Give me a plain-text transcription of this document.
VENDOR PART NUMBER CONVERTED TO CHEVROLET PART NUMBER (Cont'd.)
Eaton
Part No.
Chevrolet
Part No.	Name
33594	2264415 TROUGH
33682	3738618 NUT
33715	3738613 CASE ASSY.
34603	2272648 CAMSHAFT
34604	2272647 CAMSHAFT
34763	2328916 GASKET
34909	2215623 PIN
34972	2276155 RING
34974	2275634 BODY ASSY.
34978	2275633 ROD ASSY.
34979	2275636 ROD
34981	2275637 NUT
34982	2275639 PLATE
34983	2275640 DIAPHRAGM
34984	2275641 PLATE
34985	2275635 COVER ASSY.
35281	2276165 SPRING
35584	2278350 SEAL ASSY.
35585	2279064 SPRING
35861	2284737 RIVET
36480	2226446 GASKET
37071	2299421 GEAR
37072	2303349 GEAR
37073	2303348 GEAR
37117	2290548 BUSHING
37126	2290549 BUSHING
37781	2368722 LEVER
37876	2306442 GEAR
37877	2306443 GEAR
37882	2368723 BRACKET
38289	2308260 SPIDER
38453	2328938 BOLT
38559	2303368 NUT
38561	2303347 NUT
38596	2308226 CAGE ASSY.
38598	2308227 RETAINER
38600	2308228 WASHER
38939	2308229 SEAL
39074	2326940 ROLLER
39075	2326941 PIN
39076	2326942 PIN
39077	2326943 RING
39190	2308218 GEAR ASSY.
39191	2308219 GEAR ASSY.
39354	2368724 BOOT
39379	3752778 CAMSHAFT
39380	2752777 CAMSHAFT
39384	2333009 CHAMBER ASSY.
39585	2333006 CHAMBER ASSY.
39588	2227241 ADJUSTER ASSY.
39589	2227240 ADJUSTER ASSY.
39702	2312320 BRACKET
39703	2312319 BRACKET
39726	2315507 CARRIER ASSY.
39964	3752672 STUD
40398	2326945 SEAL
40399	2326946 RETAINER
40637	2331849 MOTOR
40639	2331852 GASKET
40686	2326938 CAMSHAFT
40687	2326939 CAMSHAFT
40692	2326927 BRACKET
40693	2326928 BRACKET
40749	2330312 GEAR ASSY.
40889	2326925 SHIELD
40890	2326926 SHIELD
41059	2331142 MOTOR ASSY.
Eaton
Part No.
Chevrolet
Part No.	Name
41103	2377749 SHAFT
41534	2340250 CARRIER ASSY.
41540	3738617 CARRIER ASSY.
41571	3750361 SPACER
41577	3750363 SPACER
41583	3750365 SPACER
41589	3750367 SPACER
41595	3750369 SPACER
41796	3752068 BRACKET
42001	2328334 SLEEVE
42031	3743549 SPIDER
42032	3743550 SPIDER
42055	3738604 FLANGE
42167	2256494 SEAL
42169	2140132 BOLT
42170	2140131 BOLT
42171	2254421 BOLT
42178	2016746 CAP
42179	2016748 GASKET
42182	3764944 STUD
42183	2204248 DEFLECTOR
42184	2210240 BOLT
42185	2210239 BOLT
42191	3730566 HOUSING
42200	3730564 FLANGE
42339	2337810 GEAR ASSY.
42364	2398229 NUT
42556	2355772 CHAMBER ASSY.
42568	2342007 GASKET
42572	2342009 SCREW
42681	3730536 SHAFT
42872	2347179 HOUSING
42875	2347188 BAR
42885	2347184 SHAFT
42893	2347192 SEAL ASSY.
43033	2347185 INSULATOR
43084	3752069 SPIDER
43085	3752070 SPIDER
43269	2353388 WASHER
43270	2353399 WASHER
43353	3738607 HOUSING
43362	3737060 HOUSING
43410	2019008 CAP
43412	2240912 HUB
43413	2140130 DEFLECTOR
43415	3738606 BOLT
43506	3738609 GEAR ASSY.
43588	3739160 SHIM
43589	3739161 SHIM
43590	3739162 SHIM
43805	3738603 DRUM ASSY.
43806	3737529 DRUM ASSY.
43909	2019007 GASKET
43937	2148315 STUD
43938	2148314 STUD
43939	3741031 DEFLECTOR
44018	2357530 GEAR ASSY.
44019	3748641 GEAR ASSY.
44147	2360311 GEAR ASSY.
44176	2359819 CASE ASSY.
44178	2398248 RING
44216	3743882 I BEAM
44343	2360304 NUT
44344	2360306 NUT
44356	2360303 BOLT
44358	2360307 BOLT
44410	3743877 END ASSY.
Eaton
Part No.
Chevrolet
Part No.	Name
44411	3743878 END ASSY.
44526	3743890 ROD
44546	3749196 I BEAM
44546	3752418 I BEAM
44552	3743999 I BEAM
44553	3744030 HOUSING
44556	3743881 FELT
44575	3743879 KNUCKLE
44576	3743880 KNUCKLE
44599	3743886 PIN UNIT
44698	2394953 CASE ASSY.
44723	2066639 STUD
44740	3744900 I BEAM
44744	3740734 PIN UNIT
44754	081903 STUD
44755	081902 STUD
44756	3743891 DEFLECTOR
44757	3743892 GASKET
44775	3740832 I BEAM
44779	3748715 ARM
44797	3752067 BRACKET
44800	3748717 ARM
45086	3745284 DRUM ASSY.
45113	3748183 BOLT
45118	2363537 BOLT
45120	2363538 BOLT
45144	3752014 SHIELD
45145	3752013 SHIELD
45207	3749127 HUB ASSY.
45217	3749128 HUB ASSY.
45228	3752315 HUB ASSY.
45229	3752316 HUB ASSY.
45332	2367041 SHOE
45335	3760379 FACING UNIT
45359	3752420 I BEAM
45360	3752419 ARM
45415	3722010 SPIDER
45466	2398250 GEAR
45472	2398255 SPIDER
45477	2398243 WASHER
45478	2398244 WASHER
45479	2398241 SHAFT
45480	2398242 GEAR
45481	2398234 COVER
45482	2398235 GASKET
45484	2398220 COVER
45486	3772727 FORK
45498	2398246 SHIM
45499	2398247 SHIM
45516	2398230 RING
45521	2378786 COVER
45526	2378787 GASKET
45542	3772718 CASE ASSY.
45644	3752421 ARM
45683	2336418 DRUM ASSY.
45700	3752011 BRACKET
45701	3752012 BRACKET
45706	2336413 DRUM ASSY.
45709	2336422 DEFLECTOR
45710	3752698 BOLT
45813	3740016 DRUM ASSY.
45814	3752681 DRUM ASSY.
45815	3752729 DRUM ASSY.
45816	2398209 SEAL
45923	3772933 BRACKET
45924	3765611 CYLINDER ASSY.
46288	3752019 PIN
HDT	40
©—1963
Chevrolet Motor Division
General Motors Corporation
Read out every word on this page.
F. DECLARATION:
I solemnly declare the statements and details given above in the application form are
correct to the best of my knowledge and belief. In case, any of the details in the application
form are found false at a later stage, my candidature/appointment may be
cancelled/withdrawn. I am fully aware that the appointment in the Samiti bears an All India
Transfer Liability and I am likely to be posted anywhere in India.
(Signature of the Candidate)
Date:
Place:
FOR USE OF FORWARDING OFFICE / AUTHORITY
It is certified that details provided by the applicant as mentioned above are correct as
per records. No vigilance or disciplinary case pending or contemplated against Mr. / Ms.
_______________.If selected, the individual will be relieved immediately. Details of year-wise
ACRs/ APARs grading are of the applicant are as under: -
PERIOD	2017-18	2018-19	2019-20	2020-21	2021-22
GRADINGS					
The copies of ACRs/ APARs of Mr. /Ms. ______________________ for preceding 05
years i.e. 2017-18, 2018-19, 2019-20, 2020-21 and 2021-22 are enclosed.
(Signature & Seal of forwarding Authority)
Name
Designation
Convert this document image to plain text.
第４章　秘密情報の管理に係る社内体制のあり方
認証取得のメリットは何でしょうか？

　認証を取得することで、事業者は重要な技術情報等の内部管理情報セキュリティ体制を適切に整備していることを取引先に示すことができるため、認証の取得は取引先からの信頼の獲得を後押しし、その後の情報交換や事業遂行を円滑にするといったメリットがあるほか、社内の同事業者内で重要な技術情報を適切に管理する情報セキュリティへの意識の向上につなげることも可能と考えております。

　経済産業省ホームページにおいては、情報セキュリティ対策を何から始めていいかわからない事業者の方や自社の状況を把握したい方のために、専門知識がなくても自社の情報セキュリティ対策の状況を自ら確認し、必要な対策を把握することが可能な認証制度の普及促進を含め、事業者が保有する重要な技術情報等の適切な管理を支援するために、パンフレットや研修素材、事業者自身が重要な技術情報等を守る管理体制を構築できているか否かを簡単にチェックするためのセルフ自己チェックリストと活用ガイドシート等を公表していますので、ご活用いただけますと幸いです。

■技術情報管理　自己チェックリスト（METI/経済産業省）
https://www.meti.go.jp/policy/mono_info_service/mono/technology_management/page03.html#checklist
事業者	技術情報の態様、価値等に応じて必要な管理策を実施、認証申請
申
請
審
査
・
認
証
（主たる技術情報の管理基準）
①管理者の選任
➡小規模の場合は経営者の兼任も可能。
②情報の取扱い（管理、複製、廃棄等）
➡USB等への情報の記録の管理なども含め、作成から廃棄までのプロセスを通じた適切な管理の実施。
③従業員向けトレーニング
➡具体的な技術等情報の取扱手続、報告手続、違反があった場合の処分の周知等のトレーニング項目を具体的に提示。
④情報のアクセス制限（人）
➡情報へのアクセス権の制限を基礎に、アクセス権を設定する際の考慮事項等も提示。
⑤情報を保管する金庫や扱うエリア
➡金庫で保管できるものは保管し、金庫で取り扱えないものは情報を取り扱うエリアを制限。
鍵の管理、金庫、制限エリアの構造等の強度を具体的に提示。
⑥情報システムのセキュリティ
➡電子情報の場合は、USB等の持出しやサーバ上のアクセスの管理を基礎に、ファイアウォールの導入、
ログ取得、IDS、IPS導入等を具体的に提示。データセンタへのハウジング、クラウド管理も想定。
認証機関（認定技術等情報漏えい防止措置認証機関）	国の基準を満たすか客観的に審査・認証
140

* **WHAT IS NEEDED**:
List the lines of the records where "correct" occurs.

* **TASK OUTPUT**:
correct to the best of my knowledge and belief. In case, any of the details in the application
It is certified that details provided by the applicant as mentioned above are correct as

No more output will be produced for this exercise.